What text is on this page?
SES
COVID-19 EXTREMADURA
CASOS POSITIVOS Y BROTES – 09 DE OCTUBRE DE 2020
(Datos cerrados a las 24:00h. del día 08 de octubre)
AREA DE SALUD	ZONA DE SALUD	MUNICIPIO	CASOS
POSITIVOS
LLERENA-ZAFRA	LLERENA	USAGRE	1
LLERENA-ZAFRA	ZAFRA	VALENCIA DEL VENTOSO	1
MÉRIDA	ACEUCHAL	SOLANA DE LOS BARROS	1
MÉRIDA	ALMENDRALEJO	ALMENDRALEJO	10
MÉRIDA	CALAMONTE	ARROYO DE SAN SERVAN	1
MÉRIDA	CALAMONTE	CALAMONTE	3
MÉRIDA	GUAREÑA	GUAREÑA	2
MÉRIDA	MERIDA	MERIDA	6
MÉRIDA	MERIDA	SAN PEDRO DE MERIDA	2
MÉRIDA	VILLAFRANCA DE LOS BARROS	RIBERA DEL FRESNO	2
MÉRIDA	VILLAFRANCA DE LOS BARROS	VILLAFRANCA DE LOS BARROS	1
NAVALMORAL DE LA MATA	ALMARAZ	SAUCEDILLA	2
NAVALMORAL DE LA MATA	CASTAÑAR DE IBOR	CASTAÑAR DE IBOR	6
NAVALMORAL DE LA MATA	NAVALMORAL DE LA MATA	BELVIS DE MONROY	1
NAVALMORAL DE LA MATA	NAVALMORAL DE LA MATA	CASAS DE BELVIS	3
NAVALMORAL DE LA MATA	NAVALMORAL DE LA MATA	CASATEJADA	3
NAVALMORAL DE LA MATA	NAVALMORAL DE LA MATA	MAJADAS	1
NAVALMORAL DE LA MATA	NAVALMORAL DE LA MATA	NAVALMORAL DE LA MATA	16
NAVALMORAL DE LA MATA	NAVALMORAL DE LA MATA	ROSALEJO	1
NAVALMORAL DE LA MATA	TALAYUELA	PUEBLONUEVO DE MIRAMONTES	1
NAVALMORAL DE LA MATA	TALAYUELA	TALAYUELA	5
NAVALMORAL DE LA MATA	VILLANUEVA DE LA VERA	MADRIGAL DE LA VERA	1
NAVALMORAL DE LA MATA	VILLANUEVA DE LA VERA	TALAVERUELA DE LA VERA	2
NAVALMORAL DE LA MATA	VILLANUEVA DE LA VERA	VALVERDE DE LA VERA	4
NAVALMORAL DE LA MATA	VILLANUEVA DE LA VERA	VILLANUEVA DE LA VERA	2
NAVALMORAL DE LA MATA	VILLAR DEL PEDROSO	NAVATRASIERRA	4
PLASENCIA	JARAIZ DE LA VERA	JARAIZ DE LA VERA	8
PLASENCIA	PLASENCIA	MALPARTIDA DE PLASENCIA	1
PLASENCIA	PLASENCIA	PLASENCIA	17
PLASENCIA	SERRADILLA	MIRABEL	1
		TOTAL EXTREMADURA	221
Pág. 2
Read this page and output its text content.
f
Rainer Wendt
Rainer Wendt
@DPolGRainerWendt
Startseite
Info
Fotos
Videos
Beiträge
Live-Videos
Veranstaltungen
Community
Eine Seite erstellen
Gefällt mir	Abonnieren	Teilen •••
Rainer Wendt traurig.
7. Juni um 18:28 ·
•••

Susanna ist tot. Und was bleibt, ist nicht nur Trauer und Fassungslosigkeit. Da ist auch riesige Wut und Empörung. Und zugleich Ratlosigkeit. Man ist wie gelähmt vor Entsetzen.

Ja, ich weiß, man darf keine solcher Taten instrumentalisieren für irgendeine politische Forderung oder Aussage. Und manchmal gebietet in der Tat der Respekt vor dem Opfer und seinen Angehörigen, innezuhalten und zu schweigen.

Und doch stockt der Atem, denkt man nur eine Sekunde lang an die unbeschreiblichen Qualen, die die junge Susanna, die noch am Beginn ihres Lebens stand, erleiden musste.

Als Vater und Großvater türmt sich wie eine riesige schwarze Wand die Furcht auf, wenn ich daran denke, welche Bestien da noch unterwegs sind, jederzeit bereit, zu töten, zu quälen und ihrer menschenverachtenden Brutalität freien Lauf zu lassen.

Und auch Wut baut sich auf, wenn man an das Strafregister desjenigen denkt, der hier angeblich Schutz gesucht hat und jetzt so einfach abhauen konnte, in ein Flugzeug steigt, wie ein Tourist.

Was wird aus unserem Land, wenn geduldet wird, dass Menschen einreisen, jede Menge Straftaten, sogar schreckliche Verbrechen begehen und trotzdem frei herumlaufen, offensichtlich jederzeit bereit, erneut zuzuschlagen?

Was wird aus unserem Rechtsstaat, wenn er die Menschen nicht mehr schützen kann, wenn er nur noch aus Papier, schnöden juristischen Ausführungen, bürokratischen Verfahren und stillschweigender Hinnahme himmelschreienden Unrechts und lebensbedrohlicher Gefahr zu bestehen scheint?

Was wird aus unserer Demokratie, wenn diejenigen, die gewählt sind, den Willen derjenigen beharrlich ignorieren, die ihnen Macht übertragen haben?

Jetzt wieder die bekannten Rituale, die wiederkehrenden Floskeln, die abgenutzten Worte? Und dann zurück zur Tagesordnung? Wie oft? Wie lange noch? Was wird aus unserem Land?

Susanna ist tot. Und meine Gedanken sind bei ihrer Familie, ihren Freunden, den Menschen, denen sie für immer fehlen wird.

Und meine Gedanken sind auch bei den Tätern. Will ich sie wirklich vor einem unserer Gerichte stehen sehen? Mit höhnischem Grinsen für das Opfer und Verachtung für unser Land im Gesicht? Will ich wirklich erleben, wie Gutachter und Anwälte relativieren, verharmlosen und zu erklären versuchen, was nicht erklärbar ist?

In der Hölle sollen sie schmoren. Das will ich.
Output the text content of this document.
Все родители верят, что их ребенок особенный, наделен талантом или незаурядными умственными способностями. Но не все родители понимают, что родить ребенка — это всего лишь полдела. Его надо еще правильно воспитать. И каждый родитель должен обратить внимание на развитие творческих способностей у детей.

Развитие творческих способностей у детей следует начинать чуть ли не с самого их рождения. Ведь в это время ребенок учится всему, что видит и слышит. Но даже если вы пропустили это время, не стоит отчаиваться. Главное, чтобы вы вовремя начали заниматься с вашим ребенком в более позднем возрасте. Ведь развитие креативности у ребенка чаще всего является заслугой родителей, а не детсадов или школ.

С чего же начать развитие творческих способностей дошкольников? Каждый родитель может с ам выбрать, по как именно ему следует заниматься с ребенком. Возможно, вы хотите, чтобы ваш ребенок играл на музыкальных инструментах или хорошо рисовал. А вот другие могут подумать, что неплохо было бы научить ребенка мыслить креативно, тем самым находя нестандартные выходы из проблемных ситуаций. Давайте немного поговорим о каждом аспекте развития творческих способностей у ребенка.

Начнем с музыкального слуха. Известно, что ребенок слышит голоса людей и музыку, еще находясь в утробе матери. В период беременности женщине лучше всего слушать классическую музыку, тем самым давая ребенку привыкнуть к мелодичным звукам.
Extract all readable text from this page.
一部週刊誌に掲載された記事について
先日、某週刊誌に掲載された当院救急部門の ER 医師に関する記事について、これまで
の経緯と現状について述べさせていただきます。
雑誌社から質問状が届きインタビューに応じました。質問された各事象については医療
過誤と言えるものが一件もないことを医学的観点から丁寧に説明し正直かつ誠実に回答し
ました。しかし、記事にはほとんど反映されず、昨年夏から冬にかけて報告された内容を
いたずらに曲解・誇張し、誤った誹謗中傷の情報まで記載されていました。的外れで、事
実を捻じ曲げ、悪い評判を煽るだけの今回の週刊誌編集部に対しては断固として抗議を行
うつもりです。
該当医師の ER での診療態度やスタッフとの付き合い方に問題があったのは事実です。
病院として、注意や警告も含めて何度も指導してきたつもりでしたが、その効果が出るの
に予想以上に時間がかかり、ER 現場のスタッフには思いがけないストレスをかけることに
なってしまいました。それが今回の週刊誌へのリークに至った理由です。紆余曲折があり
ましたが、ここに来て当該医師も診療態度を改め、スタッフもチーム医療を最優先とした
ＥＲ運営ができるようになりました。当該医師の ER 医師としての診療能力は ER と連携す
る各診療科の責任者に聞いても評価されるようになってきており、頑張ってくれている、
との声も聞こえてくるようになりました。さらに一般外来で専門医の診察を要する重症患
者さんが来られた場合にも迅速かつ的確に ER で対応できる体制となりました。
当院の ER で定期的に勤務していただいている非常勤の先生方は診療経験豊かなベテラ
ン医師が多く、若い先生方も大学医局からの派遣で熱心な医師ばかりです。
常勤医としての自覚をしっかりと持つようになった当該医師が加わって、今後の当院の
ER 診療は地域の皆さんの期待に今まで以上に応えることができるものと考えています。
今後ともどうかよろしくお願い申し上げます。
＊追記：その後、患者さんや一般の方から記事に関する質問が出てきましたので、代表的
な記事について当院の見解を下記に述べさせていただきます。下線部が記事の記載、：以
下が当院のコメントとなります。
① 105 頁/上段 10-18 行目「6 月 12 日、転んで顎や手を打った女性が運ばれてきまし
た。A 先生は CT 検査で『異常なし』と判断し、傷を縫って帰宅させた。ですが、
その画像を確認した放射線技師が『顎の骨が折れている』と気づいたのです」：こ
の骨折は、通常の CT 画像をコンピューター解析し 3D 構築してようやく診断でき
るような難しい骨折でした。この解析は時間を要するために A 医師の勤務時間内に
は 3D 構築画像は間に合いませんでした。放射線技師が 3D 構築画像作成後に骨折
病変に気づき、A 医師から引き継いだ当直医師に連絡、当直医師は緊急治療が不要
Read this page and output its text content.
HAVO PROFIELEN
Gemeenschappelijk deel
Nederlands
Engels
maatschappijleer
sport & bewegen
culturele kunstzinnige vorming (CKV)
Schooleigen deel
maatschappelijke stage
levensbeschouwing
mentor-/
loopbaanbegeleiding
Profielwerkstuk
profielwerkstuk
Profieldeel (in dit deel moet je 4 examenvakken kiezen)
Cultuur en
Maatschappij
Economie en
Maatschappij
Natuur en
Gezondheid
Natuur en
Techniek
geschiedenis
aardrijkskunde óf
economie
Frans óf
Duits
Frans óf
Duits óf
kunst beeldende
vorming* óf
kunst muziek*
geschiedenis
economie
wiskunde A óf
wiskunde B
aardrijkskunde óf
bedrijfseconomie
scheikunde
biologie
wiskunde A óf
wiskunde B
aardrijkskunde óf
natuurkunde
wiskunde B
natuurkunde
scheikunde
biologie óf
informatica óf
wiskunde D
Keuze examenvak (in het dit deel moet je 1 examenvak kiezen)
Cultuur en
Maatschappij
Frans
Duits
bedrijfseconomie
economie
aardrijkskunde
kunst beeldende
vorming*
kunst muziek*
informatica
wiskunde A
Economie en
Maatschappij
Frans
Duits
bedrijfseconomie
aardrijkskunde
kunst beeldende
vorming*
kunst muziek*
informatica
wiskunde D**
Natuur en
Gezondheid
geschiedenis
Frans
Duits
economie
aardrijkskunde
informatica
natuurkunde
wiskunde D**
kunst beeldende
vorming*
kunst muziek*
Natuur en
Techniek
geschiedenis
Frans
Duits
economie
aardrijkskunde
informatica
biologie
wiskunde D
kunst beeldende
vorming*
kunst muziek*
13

• • • • • • •

Exercise directions:
Which lines above contain "CALAMONTE"? Show each of them.

Answer:
MÉRIDA	CALAMONTE	ARROYO DE SAN SERVAN	1
MÉRIDA	CALAMONTE	CALAMONTE	3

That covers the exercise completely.